Dataset content =>
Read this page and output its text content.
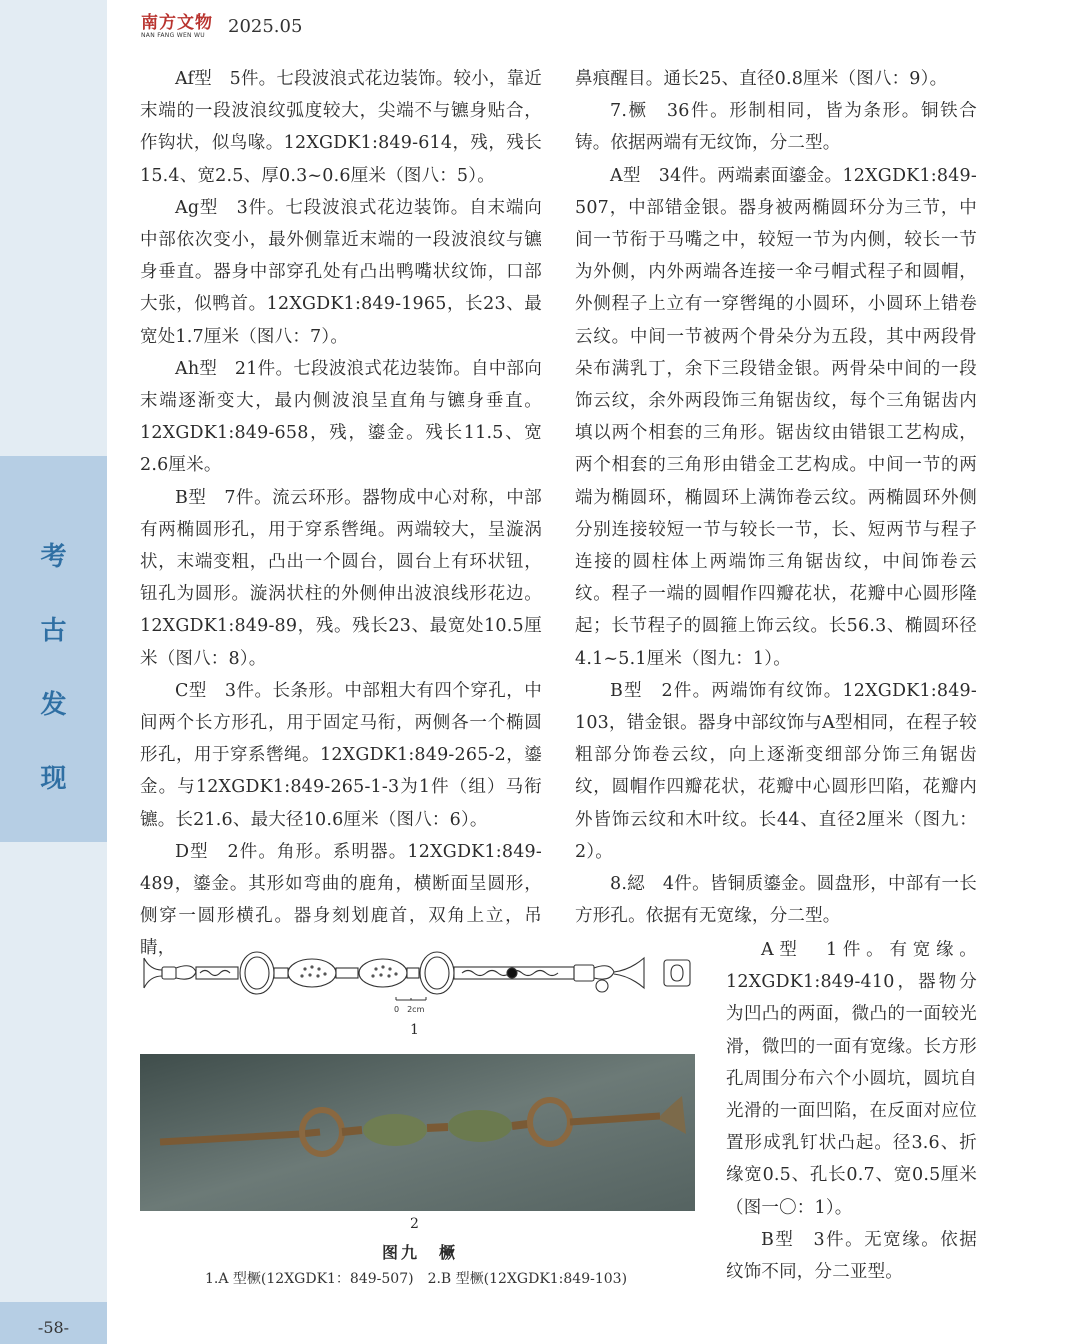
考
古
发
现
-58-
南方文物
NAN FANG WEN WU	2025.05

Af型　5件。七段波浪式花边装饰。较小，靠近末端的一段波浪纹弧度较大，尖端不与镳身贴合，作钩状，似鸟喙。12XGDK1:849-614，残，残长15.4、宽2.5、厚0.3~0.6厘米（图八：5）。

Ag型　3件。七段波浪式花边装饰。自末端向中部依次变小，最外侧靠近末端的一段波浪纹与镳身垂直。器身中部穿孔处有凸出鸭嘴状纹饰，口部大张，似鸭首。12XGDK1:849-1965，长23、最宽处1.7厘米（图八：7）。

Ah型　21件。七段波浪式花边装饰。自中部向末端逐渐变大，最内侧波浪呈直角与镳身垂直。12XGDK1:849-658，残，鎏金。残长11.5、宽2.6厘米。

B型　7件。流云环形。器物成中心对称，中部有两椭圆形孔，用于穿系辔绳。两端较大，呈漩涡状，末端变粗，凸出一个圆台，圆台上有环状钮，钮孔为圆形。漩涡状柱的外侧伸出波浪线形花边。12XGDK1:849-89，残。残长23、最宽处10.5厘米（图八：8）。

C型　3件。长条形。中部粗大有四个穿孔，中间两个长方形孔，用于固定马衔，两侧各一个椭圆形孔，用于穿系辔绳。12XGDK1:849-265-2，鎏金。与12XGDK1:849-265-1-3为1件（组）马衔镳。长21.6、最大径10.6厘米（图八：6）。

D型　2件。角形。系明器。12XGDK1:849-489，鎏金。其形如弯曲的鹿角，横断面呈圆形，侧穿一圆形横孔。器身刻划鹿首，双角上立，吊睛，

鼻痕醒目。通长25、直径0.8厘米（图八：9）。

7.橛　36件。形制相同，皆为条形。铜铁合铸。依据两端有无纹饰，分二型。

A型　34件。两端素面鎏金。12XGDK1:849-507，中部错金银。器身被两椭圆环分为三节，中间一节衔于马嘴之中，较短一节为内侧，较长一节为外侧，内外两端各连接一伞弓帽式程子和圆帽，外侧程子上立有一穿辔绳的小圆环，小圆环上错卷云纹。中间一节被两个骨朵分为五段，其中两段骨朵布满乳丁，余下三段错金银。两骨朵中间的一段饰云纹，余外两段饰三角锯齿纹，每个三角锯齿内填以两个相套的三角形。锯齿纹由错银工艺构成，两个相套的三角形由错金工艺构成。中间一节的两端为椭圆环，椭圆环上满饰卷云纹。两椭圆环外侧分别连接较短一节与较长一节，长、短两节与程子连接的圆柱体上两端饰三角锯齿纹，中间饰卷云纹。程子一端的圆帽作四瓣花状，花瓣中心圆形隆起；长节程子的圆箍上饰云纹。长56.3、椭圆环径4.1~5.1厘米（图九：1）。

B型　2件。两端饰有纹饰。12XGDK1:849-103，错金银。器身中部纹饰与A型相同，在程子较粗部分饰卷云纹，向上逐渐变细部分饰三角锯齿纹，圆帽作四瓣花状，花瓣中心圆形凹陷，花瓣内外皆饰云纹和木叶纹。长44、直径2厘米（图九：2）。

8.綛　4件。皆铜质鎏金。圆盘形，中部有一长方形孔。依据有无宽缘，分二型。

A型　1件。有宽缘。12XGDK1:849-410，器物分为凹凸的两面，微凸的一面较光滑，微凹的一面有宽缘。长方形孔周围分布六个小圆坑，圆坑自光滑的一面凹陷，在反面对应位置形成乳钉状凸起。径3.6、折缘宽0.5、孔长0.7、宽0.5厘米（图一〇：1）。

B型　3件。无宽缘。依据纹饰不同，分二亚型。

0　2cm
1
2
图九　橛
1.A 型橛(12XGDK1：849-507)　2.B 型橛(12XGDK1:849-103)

==

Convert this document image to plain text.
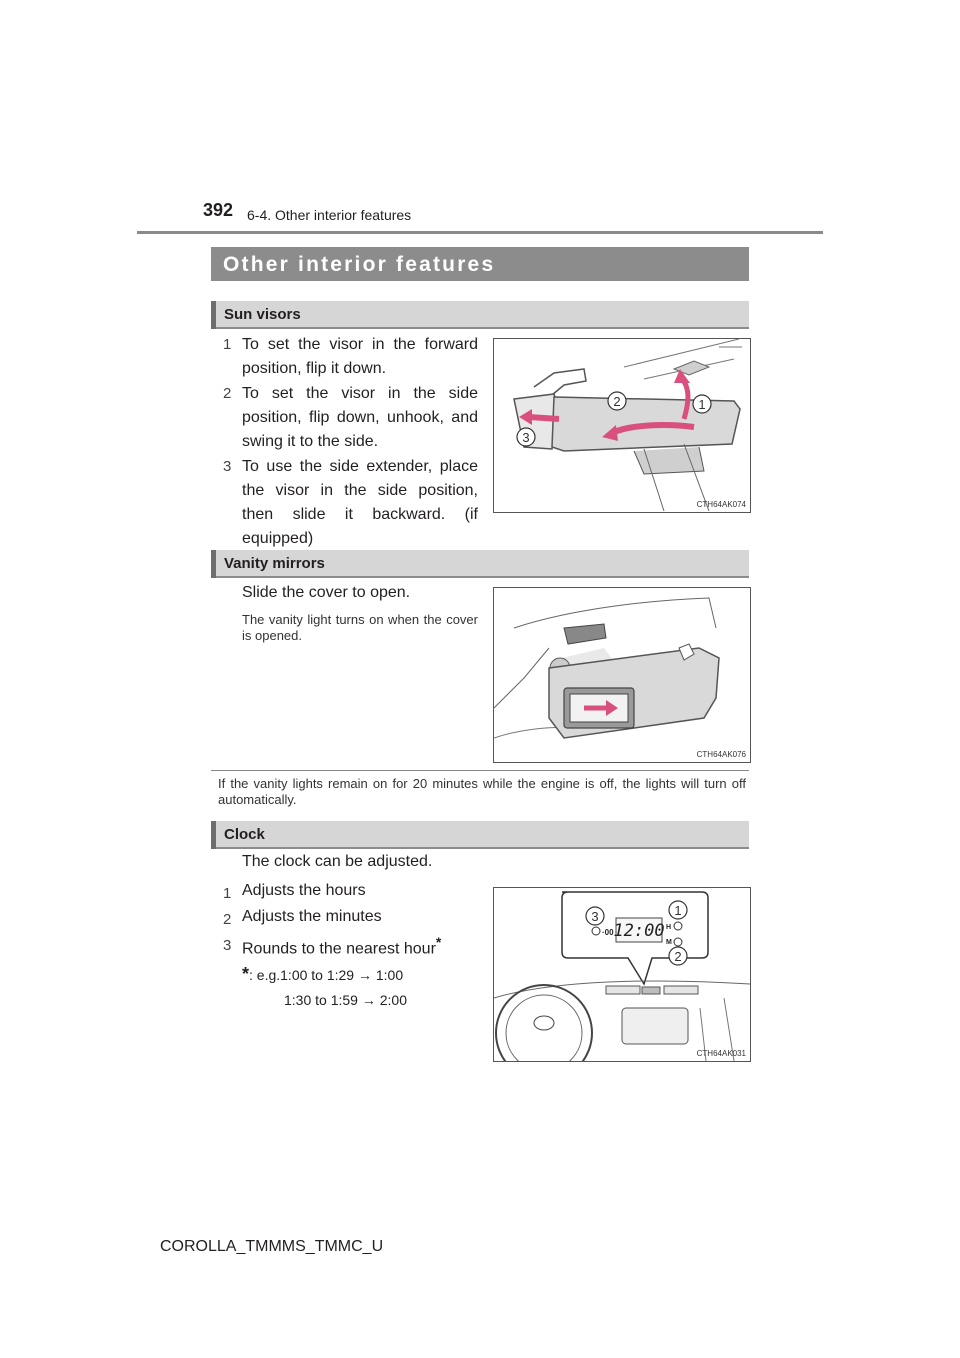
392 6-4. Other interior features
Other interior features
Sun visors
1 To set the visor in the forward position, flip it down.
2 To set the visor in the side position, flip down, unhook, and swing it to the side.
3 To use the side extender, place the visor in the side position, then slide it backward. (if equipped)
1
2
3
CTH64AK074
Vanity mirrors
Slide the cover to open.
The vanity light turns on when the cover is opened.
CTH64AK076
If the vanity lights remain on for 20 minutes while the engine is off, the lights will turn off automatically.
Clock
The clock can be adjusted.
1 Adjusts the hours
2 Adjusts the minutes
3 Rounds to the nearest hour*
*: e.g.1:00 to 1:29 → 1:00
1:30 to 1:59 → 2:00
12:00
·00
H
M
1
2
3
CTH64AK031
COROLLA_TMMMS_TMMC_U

Work to be completed =>
Only lines with the string "features" belong in your answer; copy each one.

Answer to the task =>
392 6-4. Other interior features
Other interior features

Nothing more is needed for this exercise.